Task objective: Could you convert everything from the start of the entries down to the line containing "The first output" into a two-column CSV with the columns description and locations? Use one row per entry, put each field in quotes, and turn line breaks into spaces.

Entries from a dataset

************

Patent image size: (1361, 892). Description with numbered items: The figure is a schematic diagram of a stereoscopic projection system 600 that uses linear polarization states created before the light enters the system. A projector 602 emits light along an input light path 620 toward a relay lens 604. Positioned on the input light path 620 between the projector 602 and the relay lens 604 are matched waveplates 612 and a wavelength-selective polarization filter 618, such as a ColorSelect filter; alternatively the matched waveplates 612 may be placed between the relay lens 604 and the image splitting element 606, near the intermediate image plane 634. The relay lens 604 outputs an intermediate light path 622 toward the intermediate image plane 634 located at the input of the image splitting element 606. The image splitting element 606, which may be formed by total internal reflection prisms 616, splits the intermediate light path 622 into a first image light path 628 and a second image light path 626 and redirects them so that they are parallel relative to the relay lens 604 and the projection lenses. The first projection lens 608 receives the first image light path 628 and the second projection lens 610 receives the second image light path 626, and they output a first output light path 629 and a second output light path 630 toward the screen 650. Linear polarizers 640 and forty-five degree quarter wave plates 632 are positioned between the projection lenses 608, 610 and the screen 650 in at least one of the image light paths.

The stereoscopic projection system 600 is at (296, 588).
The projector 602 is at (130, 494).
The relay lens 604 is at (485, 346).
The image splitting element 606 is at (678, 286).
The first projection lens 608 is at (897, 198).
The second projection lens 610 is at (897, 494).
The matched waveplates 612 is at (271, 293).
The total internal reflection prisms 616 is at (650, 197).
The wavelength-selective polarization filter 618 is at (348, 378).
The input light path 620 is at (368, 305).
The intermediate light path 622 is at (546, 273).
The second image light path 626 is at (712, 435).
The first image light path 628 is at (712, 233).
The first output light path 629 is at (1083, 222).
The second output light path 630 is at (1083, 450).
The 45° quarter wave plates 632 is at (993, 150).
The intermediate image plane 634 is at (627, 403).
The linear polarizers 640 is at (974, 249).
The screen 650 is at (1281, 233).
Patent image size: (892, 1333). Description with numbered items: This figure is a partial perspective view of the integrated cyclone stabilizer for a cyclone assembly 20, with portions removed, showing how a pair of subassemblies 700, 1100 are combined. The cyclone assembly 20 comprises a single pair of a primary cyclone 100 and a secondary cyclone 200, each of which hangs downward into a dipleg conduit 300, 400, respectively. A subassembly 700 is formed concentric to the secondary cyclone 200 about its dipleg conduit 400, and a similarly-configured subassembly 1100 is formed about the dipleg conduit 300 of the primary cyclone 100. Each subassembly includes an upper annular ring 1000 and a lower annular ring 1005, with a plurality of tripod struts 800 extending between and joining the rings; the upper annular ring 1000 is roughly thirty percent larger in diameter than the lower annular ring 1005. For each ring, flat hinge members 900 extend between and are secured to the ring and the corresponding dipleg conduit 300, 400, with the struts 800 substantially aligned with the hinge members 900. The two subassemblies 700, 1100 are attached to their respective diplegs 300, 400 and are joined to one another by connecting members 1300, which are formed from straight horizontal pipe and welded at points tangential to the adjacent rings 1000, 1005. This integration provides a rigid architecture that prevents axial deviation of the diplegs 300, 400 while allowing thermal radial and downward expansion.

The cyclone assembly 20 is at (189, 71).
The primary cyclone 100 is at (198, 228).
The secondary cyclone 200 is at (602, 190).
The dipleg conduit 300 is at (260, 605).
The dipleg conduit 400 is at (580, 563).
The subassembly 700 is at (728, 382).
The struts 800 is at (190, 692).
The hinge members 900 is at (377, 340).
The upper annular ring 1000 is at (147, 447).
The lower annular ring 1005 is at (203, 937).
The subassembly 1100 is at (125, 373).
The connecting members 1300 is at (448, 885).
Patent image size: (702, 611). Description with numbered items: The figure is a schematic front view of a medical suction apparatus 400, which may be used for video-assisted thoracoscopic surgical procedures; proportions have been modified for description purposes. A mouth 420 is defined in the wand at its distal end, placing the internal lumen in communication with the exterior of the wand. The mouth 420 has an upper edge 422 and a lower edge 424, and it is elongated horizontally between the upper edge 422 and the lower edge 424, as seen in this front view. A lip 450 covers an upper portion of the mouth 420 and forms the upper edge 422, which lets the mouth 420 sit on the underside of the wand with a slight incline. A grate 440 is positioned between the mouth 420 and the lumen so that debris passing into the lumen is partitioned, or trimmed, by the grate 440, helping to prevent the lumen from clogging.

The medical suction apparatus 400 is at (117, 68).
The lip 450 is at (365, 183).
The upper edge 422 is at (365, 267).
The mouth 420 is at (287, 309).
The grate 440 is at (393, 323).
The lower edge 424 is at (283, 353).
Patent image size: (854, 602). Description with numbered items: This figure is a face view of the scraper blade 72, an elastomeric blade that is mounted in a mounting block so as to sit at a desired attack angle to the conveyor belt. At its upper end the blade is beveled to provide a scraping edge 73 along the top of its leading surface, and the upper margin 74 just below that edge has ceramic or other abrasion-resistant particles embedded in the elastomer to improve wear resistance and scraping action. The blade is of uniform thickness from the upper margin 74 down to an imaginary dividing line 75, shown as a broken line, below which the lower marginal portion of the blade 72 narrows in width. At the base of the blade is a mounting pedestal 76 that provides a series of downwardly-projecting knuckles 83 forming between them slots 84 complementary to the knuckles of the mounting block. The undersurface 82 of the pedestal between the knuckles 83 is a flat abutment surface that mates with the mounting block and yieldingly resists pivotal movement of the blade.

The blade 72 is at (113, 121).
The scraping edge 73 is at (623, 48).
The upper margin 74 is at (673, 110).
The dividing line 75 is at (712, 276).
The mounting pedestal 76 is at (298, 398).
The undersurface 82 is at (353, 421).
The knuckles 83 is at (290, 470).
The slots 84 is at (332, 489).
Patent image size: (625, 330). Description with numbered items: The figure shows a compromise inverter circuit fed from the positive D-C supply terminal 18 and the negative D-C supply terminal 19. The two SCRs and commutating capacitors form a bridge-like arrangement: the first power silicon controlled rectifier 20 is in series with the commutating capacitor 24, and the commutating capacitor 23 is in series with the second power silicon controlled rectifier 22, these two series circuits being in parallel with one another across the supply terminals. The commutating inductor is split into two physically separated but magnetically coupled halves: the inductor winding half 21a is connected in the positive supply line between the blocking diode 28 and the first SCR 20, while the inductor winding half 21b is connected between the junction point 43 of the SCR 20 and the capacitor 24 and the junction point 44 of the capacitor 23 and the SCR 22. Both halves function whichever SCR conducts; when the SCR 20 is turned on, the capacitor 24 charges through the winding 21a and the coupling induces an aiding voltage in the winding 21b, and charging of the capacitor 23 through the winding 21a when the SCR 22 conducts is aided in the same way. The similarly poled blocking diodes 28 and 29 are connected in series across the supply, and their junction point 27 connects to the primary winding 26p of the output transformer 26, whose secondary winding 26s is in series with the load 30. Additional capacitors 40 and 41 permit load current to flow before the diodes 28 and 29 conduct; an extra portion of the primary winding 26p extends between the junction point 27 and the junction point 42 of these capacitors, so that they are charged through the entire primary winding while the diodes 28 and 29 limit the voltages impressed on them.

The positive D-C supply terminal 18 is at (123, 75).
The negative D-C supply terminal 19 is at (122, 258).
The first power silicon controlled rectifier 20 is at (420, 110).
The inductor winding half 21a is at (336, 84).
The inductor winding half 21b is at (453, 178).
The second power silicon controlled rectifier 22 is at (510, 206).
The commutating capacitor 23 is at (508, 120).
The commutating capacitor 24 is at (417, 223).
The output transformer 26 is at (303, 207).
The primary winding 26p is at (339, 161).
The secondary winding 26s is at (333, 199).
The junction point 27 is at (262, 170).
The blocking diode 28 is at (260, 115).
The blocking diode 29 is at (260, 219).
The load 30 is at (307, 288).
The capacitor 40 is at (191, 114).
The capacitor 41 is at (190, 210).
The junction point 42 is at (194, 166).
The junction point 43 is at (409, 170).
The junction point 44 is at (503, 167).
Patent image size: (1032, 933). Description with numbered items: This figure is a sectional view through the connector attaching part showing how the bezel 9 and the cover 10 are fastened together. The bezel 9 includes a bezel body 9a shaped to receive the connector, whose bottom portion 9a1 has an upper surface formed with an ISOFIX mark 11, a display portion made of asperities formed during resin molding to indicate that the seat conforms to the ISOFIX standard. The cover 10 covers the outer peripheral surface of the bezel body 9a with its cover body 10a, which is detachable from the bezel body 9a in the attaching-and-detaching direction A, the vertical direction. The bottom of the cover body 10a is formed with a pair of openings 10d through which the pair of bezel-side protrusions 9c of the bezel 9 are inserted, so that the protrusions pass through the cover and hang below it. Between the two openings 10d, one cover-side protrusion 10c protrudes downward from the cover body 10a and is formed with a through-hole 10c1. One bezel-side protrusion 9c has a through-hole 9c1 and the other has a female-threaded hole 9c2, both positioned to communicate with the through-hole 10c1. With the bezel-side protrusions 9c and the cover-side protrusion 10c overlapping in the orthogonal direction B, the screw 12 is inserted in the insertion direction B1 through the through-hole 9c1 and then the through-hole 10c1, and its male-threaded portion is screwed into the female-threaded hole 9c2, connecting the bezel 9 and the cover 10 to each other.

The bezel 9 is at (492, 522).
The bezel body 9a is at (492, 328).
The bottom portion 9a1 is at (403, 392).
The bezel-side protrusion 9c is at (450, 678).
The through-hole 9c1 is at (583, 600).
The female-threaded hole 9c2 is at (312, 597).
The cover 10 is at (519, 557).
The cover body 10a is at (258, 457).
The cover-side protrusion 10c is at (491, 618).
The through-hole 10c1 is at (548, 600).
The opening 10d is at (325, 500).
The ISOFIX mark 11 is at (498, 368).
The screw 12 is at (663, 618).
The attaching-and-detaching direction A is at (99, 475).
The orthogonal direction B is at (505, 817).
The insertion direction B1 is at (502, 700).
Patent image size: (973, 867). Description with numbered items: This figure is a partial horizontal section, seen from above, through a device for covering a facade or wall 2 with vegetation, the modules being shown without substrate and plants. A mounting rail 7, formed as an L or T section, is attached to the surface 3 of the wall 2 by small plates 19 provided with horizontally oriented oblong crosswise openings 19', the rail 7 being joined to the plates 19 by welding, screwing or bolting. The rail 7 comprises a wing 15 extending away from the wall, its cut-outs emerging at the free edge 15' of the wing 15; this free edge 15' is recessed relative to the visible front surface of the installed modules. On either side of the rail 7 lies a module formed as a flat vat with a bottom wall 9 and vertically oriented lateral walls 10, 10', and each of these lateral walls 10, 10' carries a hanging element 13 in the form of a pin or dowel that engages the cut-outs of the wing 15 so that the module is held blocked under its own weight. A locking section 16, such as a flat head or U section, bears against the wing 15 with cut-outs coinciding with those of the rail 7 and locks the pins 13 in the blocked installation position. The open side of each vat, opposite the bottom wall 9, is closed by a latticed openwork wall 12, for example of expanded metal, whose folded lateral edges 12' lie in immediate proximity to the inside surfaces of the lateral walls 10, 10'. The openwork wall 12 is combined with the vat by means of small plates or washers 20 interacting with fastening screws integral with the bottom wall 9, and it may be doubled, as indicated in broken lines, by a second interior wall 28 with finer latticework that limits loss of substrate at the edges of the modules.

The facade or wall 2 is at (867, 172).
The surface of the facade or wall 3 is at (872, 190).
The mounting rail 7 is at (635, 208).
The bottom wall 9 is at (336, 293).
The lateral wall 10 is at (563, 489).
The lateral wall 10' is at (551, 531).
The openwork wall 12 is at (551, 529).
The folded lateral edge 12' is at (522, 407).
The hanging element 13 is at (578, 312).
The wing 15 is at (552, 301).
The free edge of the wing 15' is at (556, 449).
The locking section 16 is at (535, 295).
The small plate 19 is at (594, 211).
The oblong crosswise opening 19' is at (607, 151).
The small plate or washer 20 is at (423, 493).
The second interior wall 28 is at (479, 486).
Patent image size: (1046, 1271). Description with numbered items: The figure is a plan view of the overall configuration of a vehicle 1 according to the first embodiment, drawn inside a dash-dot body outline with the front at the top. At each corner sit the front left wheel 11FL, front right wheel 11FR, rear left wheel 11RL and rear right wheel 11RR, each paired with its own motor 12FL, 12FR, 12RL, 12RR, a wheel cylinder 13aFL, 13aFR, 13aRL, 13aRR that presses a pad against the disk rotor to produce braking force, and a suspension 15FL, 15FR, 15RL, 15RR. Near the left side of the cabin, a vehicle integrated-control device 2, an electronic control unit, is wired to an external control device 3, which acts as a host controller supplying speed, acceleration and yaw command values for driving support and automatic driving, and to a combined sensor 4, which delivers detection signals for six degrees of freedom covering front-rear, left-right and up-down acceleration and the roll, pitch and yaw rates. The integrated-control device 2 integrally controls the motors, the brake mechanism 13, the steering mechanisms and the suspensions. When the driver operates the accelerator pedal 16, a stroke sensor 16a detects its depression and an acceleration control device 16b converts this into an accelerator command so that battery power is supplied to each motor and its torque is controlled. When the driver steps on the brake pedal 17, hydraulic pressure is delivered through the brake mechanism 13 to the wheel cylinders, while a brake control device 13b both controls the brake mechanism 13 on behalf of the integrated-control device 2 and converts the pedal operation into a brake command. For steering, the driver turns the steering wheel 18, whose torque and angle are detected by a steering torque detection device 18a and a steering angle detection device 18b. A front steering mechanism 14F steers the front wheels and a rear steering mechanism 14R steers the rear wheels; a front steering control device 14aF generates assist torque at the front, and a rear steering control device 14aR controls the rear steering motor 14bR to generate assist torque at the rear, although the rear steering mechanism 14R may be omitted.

************

Task output:
description,locations
"Patent image size: (1361, 892). Description with numbered items: The figure is a schematic diagram of a stereoscopic projection system 600 that uses linear polarization states created before the light enters the system. A projector 602 emits light along an input light path 620 toward a relay lens 604. Positioned on the input light path 620 between the projector 602 and the relay lens 604 are matched waveplates 612 and a wavelength-selective polarization filter 618, such as a ColorSelect filter; alternatively the matched waveplates 612 may be placed between the relay lens 604 and the image splitting element 606, near the intermediate image plane 634. The relay lens 604 outputs an intermediate light path 622 toward the intermediate image plane 634 located at the input of the image splitting element 606. The image splitting element 606, which may be formed by total internal reflection prisms 616, splits the intermediate light path 622 into a first image light path 628 and a second image light path 626 and redirects them so that they are parallel relative to the relay lens 604 and the projection lenses. The first projection lens 608 receives the first image light path 628 and the second projection lens 610 receives the second image light path 626, and they output a first output light path 629 and a second output light path 630 toward the screen 650. Linear polarizers 640 and forty-five degree quarter wave plates 632 are positioned between the projection lenses 608, 610 and the screen 650 in at least one of the image light paths.","The stereoscopic projection system 600 is at (296, 588). The projector 602 is at (130, 494). The relay lens 604 is at (485, 346). The image splitting element 606 is at (678, 286). The first projection lens 608 is at (897, 198). The second projection lens 610 is at (897, 494). The matched waveplates 612 is at (271, 293). The total internal reflection prisms 616 is at (650, 197). The wavelength-selective polarization filter 618 is at (348, 378). The input light path 620 is at (368, 305). The intermediate light path 622 is at (546, 273). The second image light path 626 is at (712, 435). The first image light path 628 is at (712, 233). The first output light path 629 is at (1083, 222)."